Go through the material below, count the lines with the word "electric", and reply with the count alone.
— START Recorded data —
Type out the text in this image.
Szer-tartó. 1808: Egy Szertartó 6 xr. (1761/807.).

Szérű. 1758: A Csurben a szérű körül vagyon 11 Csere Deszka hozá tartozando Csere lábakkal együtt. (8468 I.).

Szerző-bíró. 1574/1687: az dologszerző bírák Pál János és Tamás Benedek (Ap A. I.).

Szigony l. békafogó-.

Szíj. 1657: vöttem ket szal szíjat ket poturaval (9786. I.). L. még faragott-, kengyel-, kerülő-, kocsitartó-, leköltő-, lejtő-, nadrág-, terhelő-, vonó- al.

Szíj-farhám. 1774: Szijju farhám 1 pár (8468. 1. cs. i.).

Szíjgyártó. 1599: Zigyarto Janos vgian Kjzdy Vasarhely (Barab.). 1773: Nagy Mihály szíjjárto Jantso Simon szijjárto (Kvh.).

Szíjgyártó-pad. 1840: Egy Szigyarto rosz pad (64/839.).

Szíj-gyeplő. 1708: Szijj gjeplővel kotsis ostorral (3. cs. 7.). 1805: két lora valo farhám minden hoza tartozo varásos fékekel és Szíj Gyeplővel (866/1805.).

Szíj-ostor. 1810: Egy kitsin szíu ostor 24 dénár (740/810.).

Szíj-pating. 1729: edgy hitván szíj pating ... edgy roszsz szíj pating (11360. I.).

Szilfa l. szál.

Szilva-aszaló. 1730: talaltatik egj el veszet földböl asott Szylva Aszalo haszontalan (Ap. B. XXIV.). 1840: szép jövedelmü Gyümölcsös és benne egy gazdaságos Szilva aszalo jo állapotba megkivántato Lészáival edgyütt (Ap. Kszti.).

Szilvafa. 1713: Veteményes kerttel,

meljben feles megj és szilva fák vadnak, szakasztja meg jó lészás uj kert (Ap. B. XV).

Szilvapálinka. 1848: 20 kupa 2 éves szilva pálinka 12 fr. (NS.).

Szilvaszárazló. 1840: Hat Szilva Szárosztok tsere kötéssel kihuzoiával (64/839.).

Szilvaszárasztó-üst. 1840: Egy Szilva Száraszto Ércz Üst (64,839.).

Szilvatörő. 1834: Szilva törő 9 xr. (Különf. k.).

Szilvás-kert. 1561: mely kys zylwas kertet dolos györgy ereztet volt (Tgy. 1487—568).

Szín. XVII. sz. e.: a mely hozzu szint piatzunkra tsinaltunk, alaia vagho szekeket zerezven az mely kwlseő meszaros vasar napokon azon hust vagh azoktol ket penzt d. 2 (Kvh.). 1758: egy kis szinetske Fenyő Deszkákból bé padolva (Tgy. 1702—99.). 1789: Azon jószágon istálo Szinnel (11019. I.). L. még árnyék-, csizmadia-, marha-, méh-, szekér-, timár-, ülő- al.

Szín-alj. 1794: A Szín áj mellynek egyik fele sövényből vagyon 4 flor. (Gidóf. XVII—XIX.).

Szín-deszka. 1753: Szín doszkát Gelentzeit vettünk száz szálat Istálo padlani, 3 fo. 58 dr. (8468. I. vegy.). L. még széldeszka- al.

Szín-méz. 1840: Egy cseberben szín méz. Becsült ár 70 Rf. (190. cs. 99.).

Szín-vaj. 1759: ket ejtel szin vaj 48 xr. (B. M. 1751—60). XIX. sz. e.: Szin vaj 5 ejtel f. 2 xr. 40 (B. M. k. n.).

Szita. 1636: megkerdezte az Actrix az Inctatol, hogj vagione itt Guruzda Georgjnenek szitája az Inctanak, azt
— END Recorded data —
— START Recorded data —
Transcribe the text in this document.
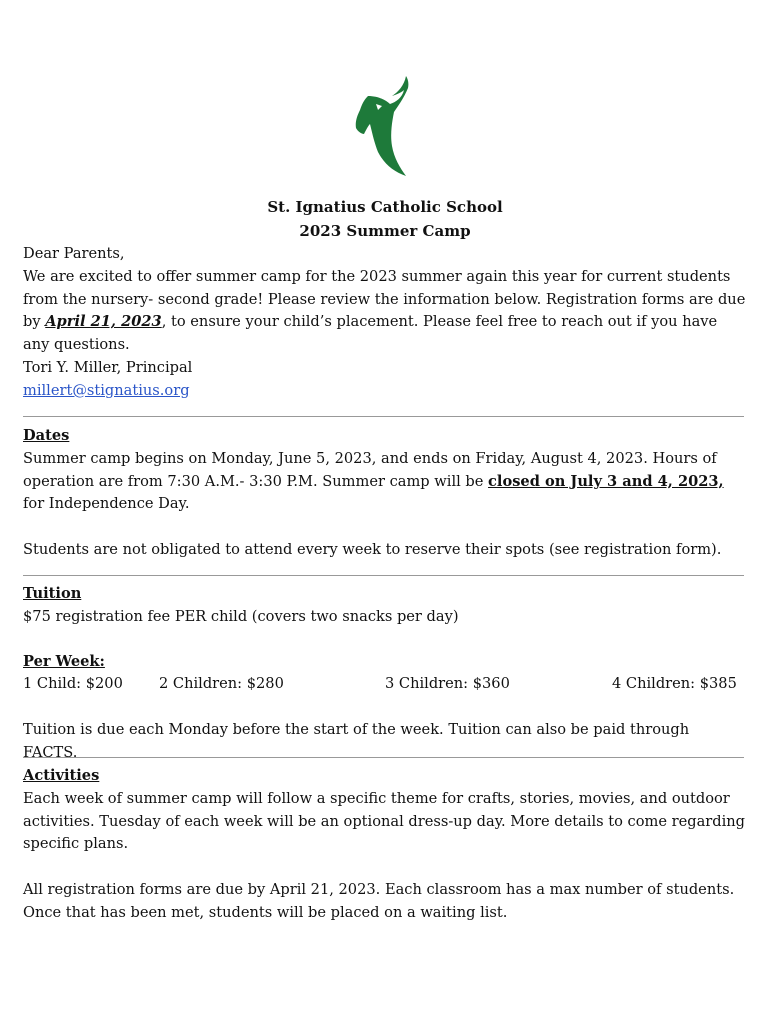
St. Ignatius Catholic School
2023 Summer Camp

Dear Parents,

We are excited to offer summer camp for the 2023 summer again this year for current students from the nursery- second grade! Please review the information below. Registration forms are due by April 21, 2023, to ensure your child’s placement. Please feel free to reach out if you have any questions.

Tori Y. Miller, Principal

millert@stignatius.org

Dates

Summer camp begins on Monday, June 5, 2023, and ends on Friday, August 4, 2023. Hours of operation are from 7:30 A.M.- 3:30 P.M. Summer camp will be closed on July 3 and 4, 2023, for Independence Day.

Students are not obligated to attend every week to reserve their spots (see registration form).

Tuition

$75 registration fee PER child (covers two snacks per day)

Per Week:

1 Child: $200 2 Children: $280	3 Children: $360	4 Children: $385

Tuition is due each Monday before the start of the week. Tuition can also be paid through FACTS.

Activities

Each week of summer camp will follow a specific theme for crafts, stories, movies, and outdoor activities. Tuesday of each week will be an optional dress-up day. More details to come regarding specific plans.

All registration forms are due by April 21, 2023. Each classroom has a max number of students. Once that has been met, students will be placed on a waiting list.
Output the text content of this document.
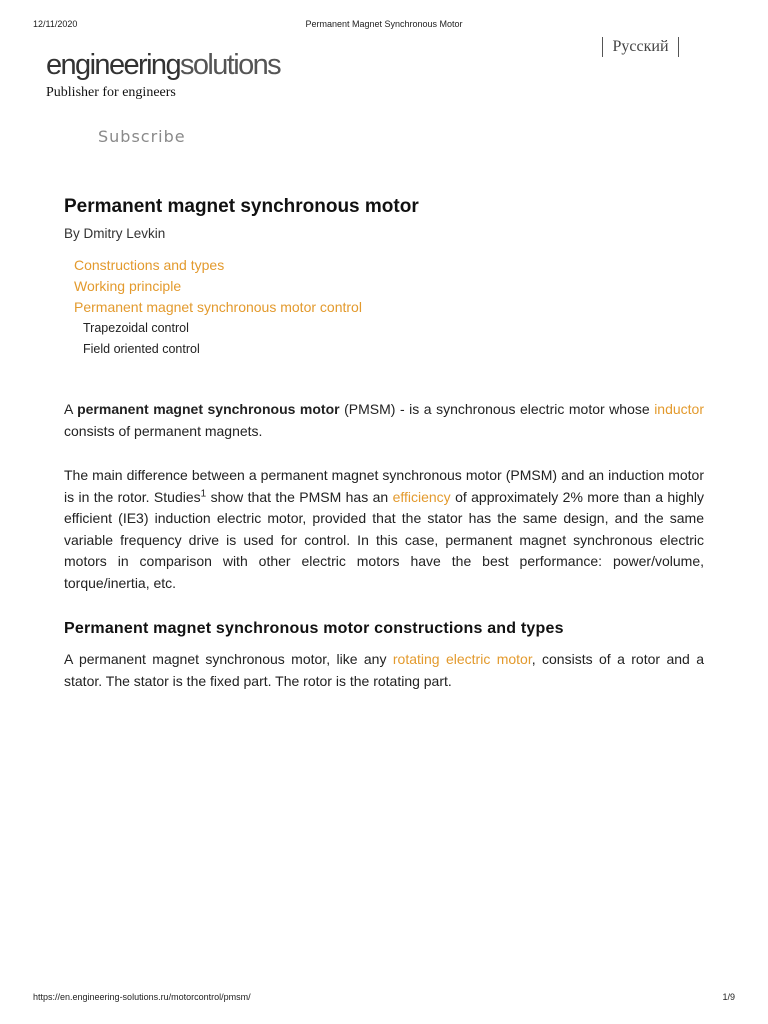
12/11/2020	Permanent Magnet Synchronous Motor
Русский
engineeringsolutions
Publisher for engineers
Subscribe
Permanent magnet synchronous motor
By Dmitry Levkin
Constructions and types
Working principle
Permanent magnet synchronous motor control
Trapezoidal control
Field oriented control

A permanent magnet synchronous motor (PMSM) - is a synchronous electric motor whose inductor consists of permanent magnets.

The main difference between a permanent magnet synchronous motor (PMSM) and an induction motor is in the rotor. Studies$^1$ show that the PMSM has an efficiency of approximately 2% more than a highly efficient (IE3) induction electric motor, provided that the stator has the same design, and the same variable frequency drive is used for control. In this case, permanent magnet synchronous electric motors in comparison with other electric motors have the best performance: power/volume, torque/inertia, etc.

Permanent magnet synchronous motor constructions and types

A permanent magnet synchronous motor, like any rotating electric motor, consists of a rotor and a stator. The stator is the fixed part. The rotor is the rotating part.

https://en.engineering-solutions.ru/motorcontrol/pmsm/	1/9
— END Recorded data —
> _Completed exercise_: 3